**Task to complete**
Quote the items word for word, starting with the line that contains "label-box — [1520, 659, 1577, 697]" and going on through the line that contains "label-box — [900, 966, 958, 1004]".
'''
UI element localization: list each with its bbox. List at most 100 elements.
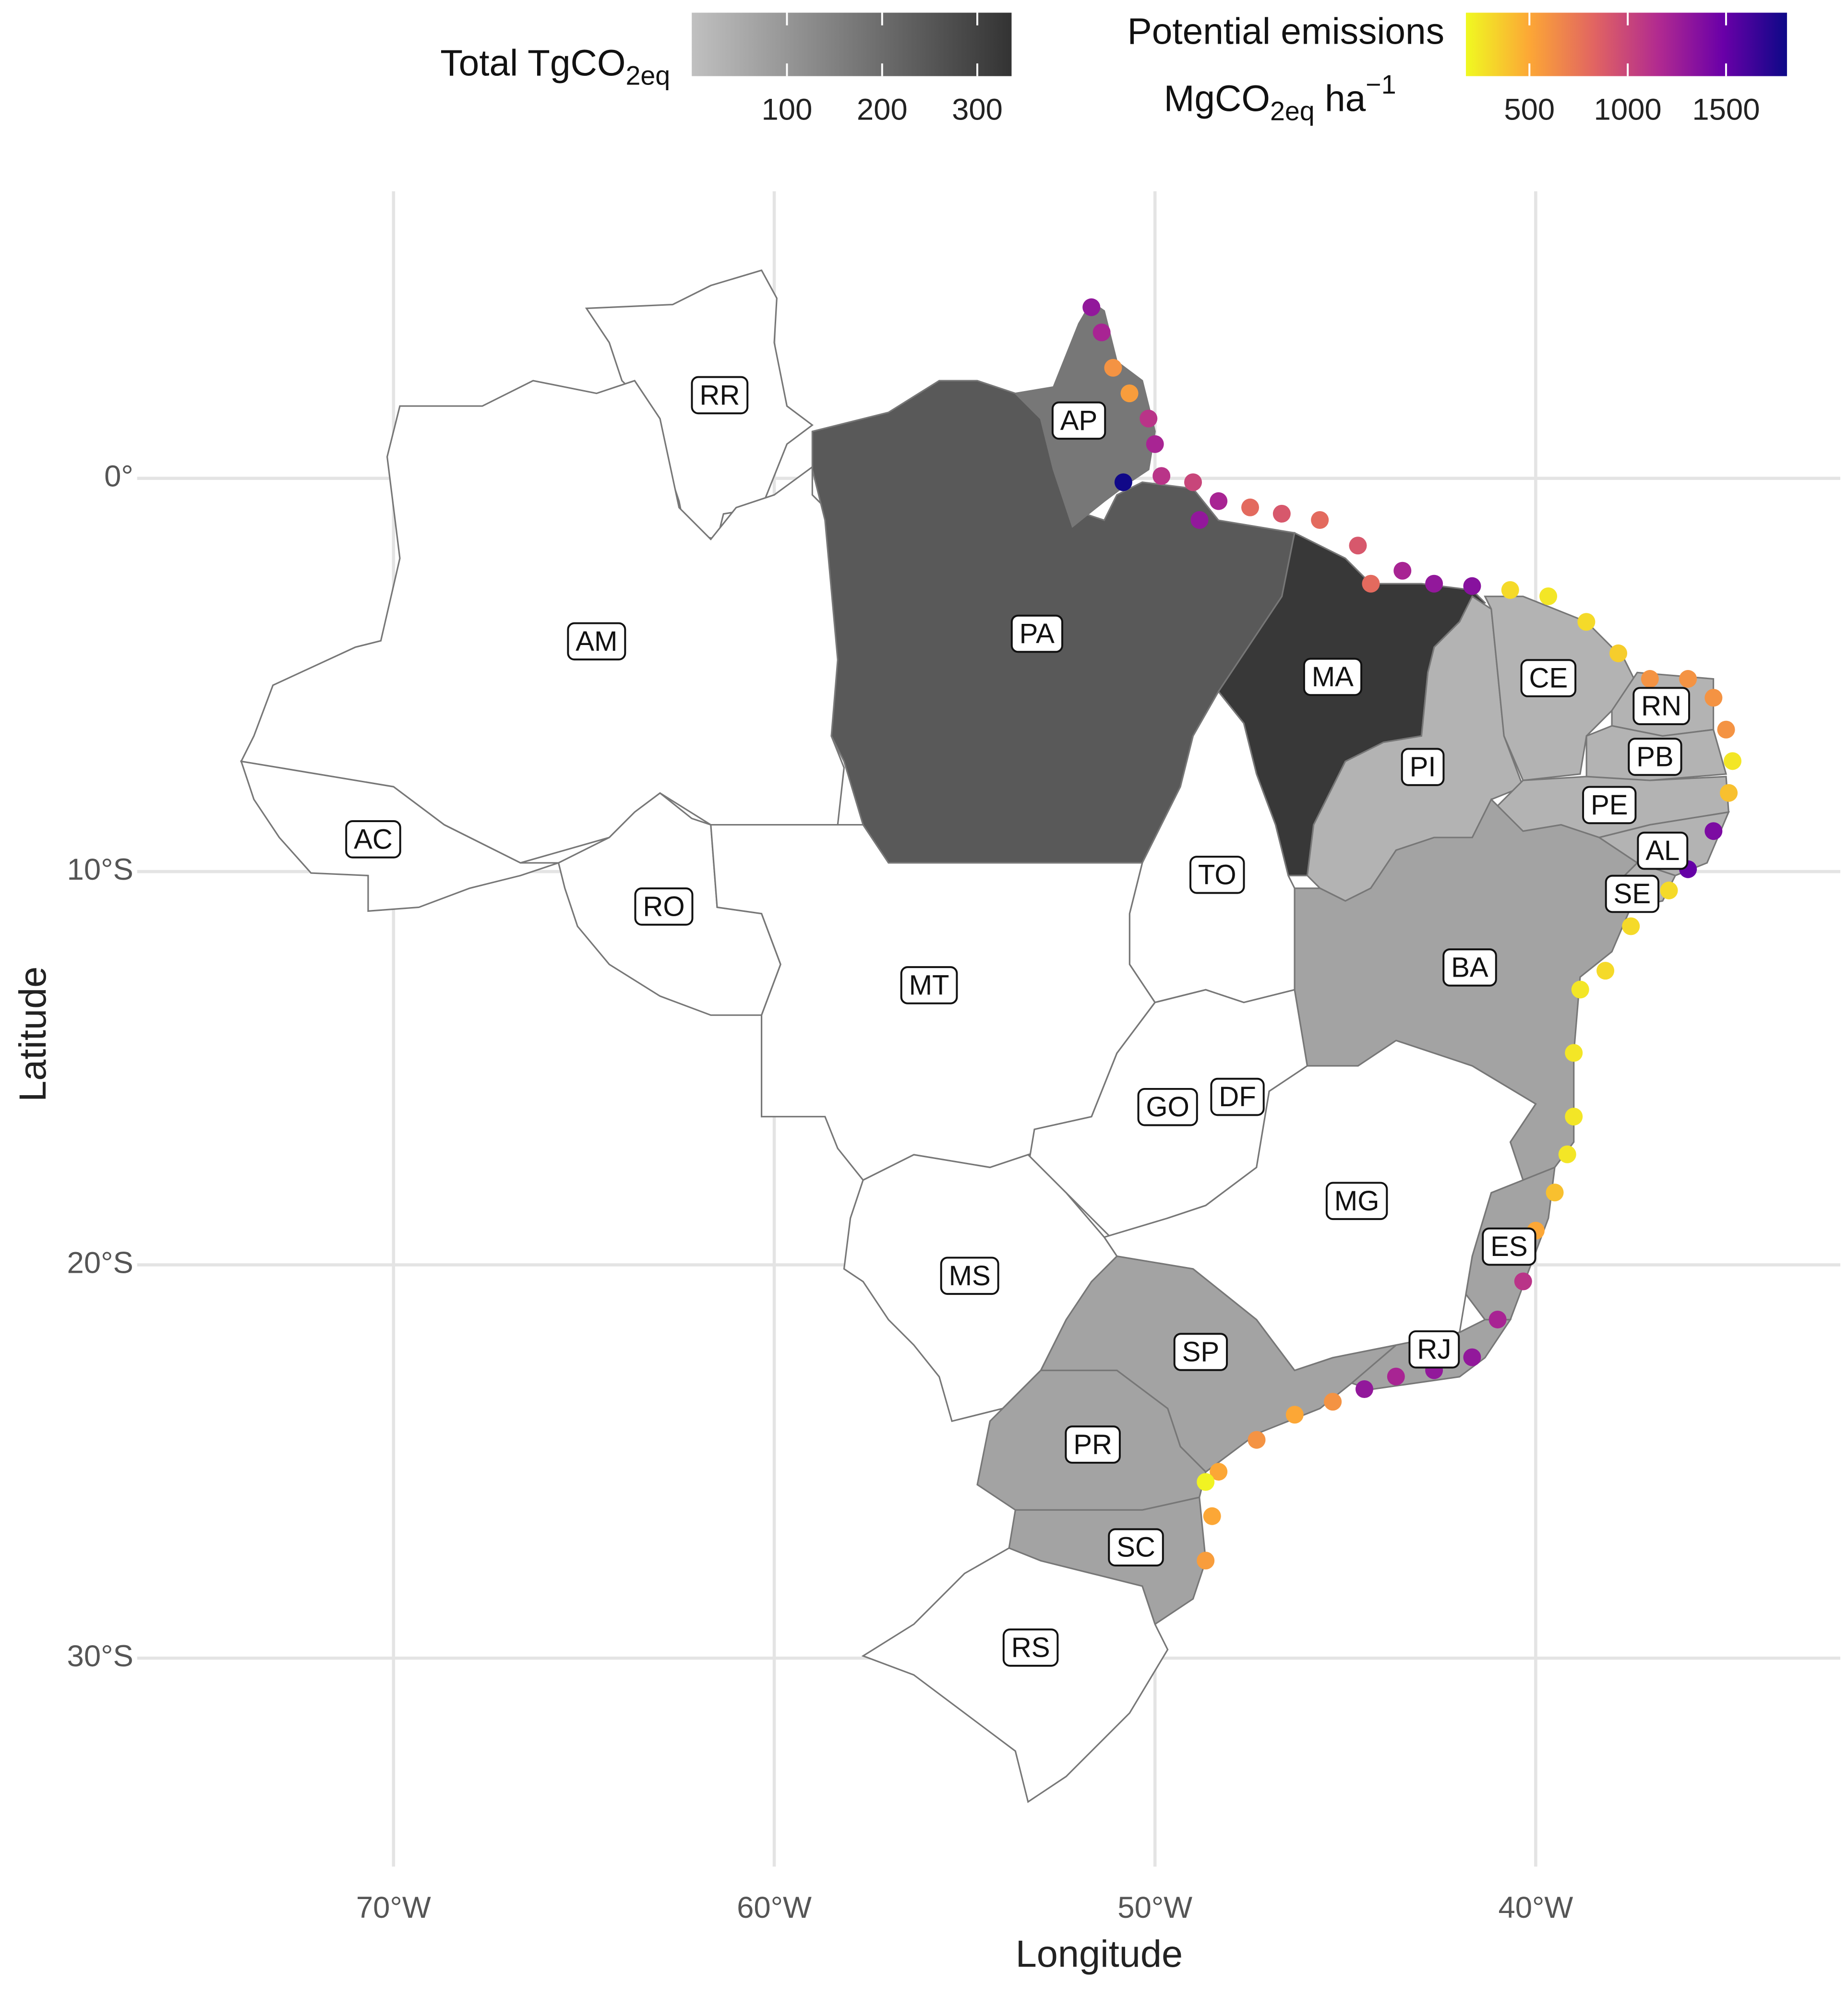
label-box — [1520, 659, 1577, 697]
state-code: AL — [1645, 835, 1680, 866]
state-label: CE — [1520, 659, 1577, 697]
state-label: RS — [1002, 1628, 1059, 1667]
emission-point — [1272, 504, 1291, 523]
color-legend-title: Potential emissions — [1128, 12, 1444, 52]
emission-point — [1210, 492, 1228, 510]
state-code: MS — [949, 1260, 991, 1291]
title-sub: 2eq — [626, 60, 671, 90]
emission-point — [1571, 980, 1589, 999]
state-code: RS — [1011, 1632, 1050, 1663]
unit-sub: 2eq — [1270, 96, 1315, 126]
label-box — [1210, 1077, 1265, 1116]
state-code: RO — [643, 891, 684, 922]
emission-point — [1210, 1463, 1228, 1481]
state-code: PA — [1020, 618, 1055, 649]
label-box — [1401, 748, 1445, 786]
state-label: MT — [900, 966, 958, 1004]
emission-point — [1539, 587, 1558, 605]
colorbar-tick-label: 1000 — [1594, 93, 1662, 126]
emission-point — [1349, 537, 1367, 555]
state-code: MT — [909, 969, 949, 1001]
emission-point — [1425, 574, 1443, 593]
state-code: AM — [576, 626, 617, 657]
state-label: ES — [1482, 1227, 1536, 1266]
label-box — [691, 376, 749, 415]
state-label: PE — [1582, 786, 1637, 825]
state-label: AP — [1051, 401, 1106, 440]
colorbar-tick-label: 500 — [1504, 93, 1555, 126]
state-shape — [861, 1547, 1169, 1804]
emission-point — [1152, 467, 1171, 485]
label-box — [1189, 856, 1245, 894]
emission-point — [1190, 511, 1209, 529]
state-code: DF — [1219, 1081, 1256, 1112]
emission-point — [1241, 498, 1260, 516]
label-box — [1605, 874, 1659, 913]
label-box — [567, 622, 626, 661]
emission-point — [1146, 435, 1164, 453]
state-label: RN — [1632, 687, 1691, 725]
label-box — [1582, 786, 1637, 825]
x-tick-label: 40°W — [1498, 1891, 1573, 1924]
y-tick-label: 20°S — [67, 1246, 133, 1279]
emission-point — [1660, 881, 1678, 899]
emission-point — [1723, 752, 1741, 770]
state-label: PA — [1010, 614, 1064, 653]
emission-point — [1393, 562, 1412, 580]
emission-point — [1463, 1348, 1481, 1366]
label-box — [900, 966, 958, 1004]
state-code: BA — [1451, 952, 1488, 983]
state-code: AC — [354, 824, 393, 855]
state-code: SE — [1614, 878, 1651, 909]
emission-point — [1622, 917, 1640, 935]
label-box — [345, 820, 401, 859]
colorbar-tick-label: 300 — [952, 93, 1003, 126]
label-box — [1325, 1182, 1388, 1220]
emission-point — [1577, 613, 1596, 631]
label-box — [1303, 657, 1363, 696]
emission-point — [1114, 473, 1132, 491]
emission-point — [1704, 822, 1723, 840]
emission-point — [1720, 784, 1738, 802]
emission-point — [1104, 359, 1122, 377]
colorbar-tick-label: 1500 — [1692, 93, 1760, 126]
emission-point — [1463, 577, 1481, 595]
state-label: PR — [1065, 1425, 1121, 1464]
emission-point — [1082, 298, 1101, 316]
label-box — [1408, 1330, 1460, 1369]
label-box — [1632, 687, 1691, 725]
unit-after: ha — [1315, 79, 1366, 120]
colorbar — [692, 12, 1012, 76]
legends: Total TgCO2eq Potential emissions MgCO2e… — [440, 12, 1787, 126]
label-box — [1051, 401, 1106, 440]
label-box — [1637, 831, 1689, 870]
state-label: DF — [1210, 1077, 1265, 1116]
unit-sup: −1 — [1366, 69, 1396, 99]
label-box — [1108, 1528, 1164, 1566]
color-legend-unit: MgCO2eq ha−1 — [1164, 69, 1396, 126]
state-labels: RR AM AC RO PA AP MA PI CE RN PB PE AL SE BA TO MT GO DF MG… — [345, 376, 1691, 1667]
emission-point — [1203, 1507, 1221, 1525]
emission-point — [1514, 1272, 1532, 1291]
label-box — [634, 887, 694, 926]
y-axis-label: Latitude — [11, 967, 54, 1102]
emission-point — [1704, 689, 1723, 707]
colorbar-tick-label: 200 — [857, 93, 908, 126]
emission-point — [1248, 1431, 1266, 1449]
emission-point — [1197, 1552, 1215, 1570]
emission-point — [1641, 670, 1659, 688]
label-box — [1002, 1628, 1059, 1667]
emission-point — [1596, 962, 1615, 980]
emission-point — [1197, 1473, 1215, 1491]
unit-text: MgCO — [1164, 79, 1270, 120]
label-box — [1628, 738, 1682, 776]
emission-point — [1355, 1380, 1373, 1398]
emission-point — [1609, 644, 1628, 662]
state-label: PI — [1401, 748, 1445, 786]
emission-point — [1140, 409, 1158, 428]
state-code: CE — [1529, 663, 1568, 694]
emission-point — [1184, 473, 1202, 491]
state-label: MG — [1325, 1182, 1388, 1220]
state-label: RO — [634, 887, 694, 926]
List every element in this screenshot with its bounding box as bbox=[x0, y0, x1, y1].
'''
**Solved exercise**
label-box — [1520, 659, 1577, 697]
state-code: AL — [1645, 835, 1680, 866]
state-label: CE — [1520, 659, 1577, 697]
state-label: RS — [1002, 1628, 1059, 1667]
emission-point — [1272, 504, 1291, 523]
color-legend-title: Potential emissions — [1128, 12, 1444, 52]
emission-point — [1210, 492, 1228, 510]
state-code: MS — [949, 1260, 991, 1291]
title-sub: 2eq — [626, 60, 671, 90]
emission-point — [1571, 980, 1589, 999]
state-code: RS — [1011, 1632, 1050, 1663]
unit-sub: 2eq — [1270, 96, 1315, 126]
label-box — [1210, 1077, 1265, 1116]
state-code: RO — [643, 891, 684, 922]
emission-point — [1210, 1463, 1228, 1481]
state-code: PA — [1020, 618, 1055, 649]
label-box — [1401, 748, 1445, 786]
state-label: MT — [900, 966, 958, 1004]
emission-point — [1539, 587, 1558, 605]
colorbar-tick-label: 1000 — [1594, 93, 1662, 126]
emission-point — [1349, 537, 1367, 555]
state-code: MT — [909, 969, 949, 1001]
emission-point — [1425, 574, 1443, 593]
state-code: AM — [576, 626, 617, 657]
state-label: ES — [1482, 1227, 1536, 1266]
label-box — [691, 376, 749, 415]
state-label: PE — [1582, 786, 1637, 825]
state-label: AP — [1051, 401, 1106, 440]
colorbar-tick-label: 500 — [1504, 93, 1555, 126]
state-shape — [861, 1547, 1169, 1804]
emission-point — [1152, 467, 1171, 485]
label-box — [1189, 856, 1245, 894]
emission-point — [1190, 511, 1209, 529]
state-code: DF — [1219, 1081, 1256, 1112]
emission-point — [1241, 498, 1260, 516]
label-box — [1605, 874, 1659, 913]
label-box — [567, 622, 626, 661]
emission-point — [1146, 435, 1164, 453]
state-label: RN — [1632, 687, 1691, 725]
label-box — [1582, 786, 1637, 825]
x-tick-label: 40°W — [1498, 1891, 1573, 1924]
y-tick-label: 20°S — [67, 1246, 133, 1279]
emission-point — [1660, 881, 1678, 899]
emission-point — [1723, 752, 1741, 770]
state-label: PA — [1010, 614, 1064, 653]
emission-point — [1393, 562, 1412, 580]
emission-point — [1463, 1348, 1481, 1366]
label-box — [900, 966, 958, 1004]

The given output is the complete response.